# EXERCISE PROMPT
With the images removed, repeat the data below exactly.

[start EXERCISE MATERIALS]

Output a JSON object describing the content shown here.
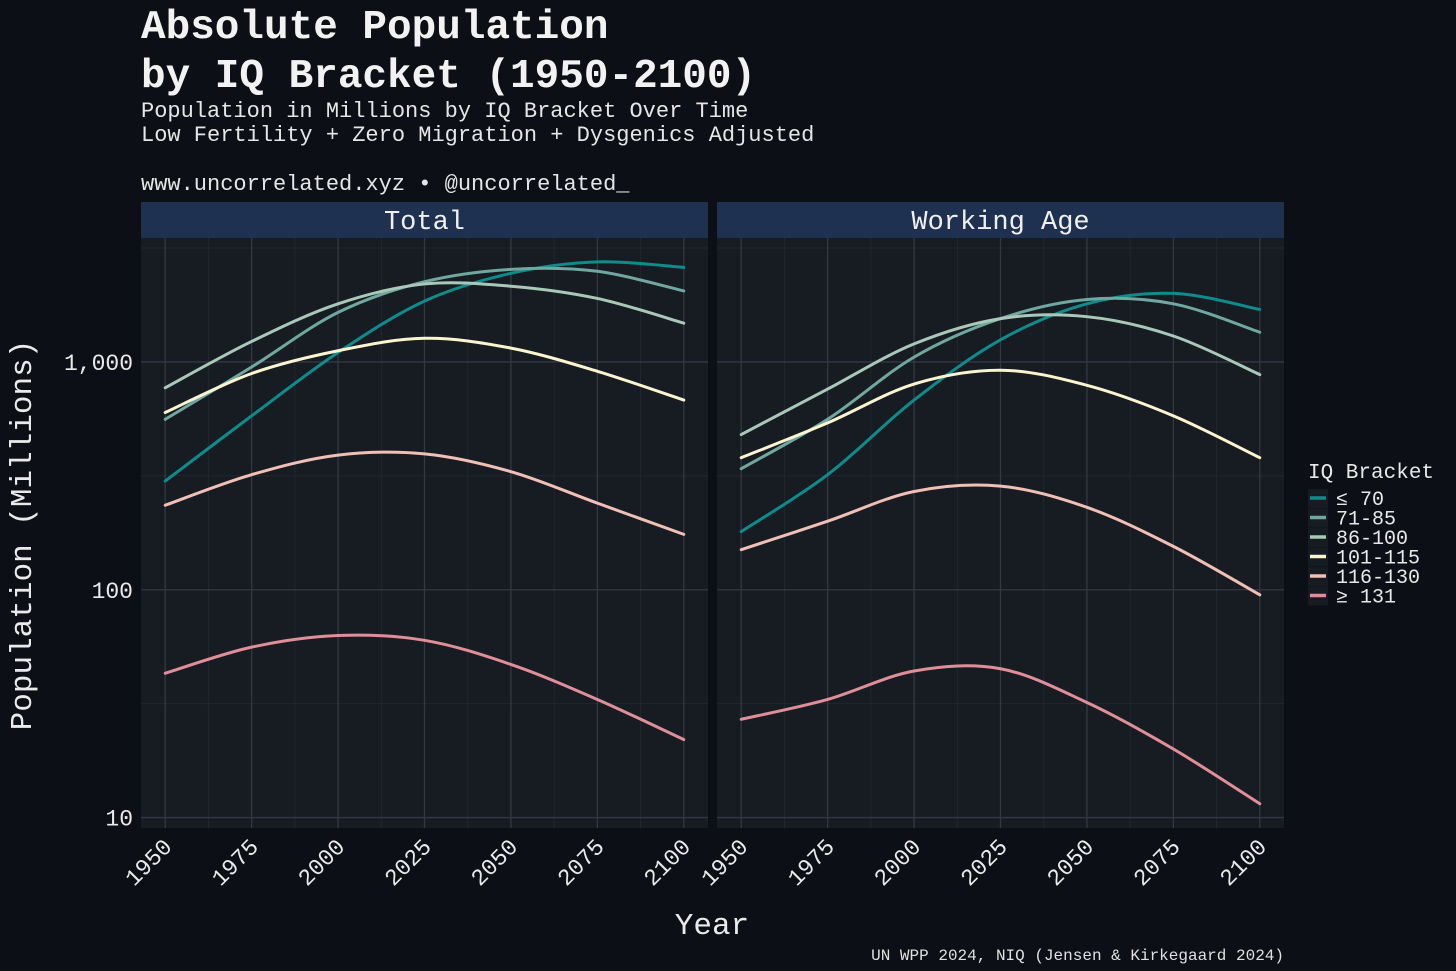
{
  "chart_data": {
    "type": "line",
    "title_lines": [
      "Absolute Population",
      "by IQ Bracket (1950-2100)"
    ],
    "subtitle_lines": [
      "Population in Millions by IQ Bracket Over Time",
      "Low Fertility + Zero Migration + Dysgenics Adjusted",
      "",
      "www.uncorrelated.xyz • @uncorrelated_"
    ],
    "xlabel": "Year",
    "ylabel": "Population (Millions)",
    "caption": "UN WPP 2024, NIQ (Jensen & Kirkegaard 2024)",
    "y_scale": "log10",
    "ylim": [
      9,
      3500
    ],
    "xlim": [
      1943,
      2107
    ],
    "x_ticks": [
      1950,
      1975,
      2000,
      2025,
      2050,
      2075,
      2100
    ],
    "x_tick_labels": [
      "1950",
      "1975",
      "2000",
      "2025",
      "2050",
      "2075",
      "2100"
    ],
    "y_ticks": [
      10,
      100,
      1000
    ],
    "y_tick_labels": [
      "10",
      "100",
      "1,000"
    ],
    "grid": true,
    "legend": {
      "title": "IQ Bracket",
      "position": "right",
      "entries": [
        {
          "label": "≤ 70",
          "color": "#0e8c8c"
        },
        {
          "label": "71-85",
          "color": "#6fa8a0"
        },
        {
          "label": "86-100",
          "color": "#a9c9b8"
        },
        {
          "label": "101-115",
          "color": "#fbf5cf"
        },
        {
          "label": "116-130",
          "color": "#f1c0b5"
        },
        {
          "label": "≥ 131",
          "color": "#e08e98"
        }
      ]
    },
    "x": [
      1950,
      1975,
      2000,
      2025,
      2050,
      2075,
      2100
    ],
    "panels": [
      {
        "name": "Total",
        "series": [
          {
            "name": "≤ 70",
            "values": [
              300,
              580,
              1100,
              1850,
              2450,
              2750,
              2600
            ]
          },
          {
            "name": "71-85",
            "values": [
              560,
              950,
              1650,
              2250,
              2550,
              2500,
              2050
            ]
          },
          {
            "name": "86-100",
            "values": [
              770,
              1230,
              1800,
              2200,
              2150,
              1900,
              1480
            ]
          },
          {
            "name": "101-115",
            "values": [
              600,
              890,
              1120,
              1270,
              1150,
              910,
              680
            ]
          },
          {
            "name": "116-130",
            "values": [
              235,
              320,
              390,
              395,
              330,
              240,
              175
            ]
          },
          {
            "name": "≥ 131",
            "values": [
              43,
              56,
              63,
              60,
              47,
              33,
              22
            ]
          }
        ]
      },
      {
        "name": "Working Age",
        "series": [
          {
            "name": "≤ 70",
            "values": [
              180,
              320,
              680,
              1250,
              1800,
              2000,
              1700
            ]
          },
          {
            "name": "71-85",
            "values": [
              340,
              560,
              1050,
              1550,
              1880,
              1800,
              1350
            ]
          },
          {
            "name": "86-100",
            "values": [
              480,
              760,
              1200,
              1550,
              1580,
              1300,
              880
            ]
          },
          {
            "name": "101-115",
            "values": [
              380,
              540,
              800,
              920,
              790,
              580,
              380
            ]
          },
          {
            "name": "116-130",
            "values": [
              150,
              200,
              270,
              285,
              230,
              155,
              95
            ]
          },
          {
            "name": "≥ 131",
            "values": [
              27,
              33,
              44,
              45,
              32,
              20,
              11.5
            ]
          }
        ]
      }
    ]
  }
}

[end EXERCISE MATERIALS]

# RESULT OF THIS EXERCISE
Output a JSON object describing the content shown here.
{
  "chart_data": {
    "type": "line",
    "title_lines": [
      "Absolute Population",
      "by IQ Bracket (1950-2100)"
    ],
    "subtitle_lines": [
      "Population in Millions by IQ Bracket Over Time",
      "Low Fertility + Zero Migration + Dysgenics Adjusted",
      "",
      "www.uncorrelated.xyz • @uncorrelated_"
    ],
    "xlabel": "Year",
    "ylabel": "Population (Millions)",
    "caption": "UN WPP 2024, NIQ (Jensen & Kirkegaard 2024)",
    "y_scale": "log10",
    "ylim": [
      9,
      3500
    ],
    "xlim": [
      1943,
      2107
    ],
    "x_ticks": [
      1950,
      1975,
      2000,
      2025,
      2050,
      2075,
      2100
    ],
    "x_tick_labels": [
      "1950",
      "1975",
      "2000",
      "2025",
      "2050",
      "2075",
      "2100"
    ],
    "y_ticks": [
      10,
      100,
      1000
    ],
    "y_tick_labels": [
      "10",
      "100",
      "1,000"
    ],
    "grid": true,
    "legend": {
      "title": "IQ Bracket",
      "position": "right",
      "entries": [
        {
          "label": "≤ 70",
          "color": "#0e8c8c"
        },
        {
          "label": "71-85",
          "color": "#6fa8a0"
        },
        {
          "label": "86-100",
          "color": "#a9c9b8"
        },
        {
          "label": "101-115",
          "color": "#fbf5cf"
        },
        {
          "label": "116-130",
          "color": "#f1c0b5"
        },
        {
          "label": "≥ 131",
          "color": "#e08e98"
        }
      ]
    },
    "x": [
      1950,
      1975,
      2000,
      2025,
      2050,
      2075,
      2100
    ],
    "panels": [
      {
        "name": "Total",
        "series": [
          {
            "name": "≤ 70",
            "values": [
              300,
              580,
              1100,
              1850,
              2450,
              2750,
              2600
            ]
          },
          {
            "name": "71-85",
            "values": [
              560,
              950,
              1650,
              2250,
              2550,
              2500,
              2050
            ]
          },
          {
            "name": "86-100",
            "values": [
              770,
              1230,
              1800,
              2200,
              2150,
              1900,
              1480
            ]
          },
          {
            "name": "101-115",
            "values": [
              600,
              890,
              1120,
              1270,
              1150,
              910,
              680
            ]
          },
          {
            "name": "116-130",
            "values": [
              235,
              320,
              390,
              395,
              330,
              240,
              175
            ]
          },
          {
            "name": "≥ 131",
            "values": [
              43,
              56,
              63,
              60,
              47,
              33,
              22
            ]
          }
        ]
      },
      {
        "name": "Working Age",
        "series": [
          {
            "name": "≤ 70",
            "values": [
              180,
              320,
              680,
              1250,
              1800,
              2000,
              1700
            ]
          },
          {
            "name": "71-85",
            "values": [
              340,
              560,
              1050,
              1550,
              1880,
              1800,
              1350
            ]
          },
          {
            "name": "86-100",
            "values": [
              480,
              760,
              1200,
              1550,
              1580,
              1300,
              880
            ]
          },
          {
            "name": "101-115",
            "values": [
              380,
              540,
              800,
              920,
              790,
              580,
              380
            ]
          },
          {
            "name": "116-130",
            "values": [
              150,
              200,
              270,
              285,
              230,
              155,
              95
            ]
          },
          {
            "name": "≥ 131",
            "values": [
              27,
              33,
              44,
              45,
              32,
              20,
              11.5
            ]
          }
        ]
      }
    ]
  }
}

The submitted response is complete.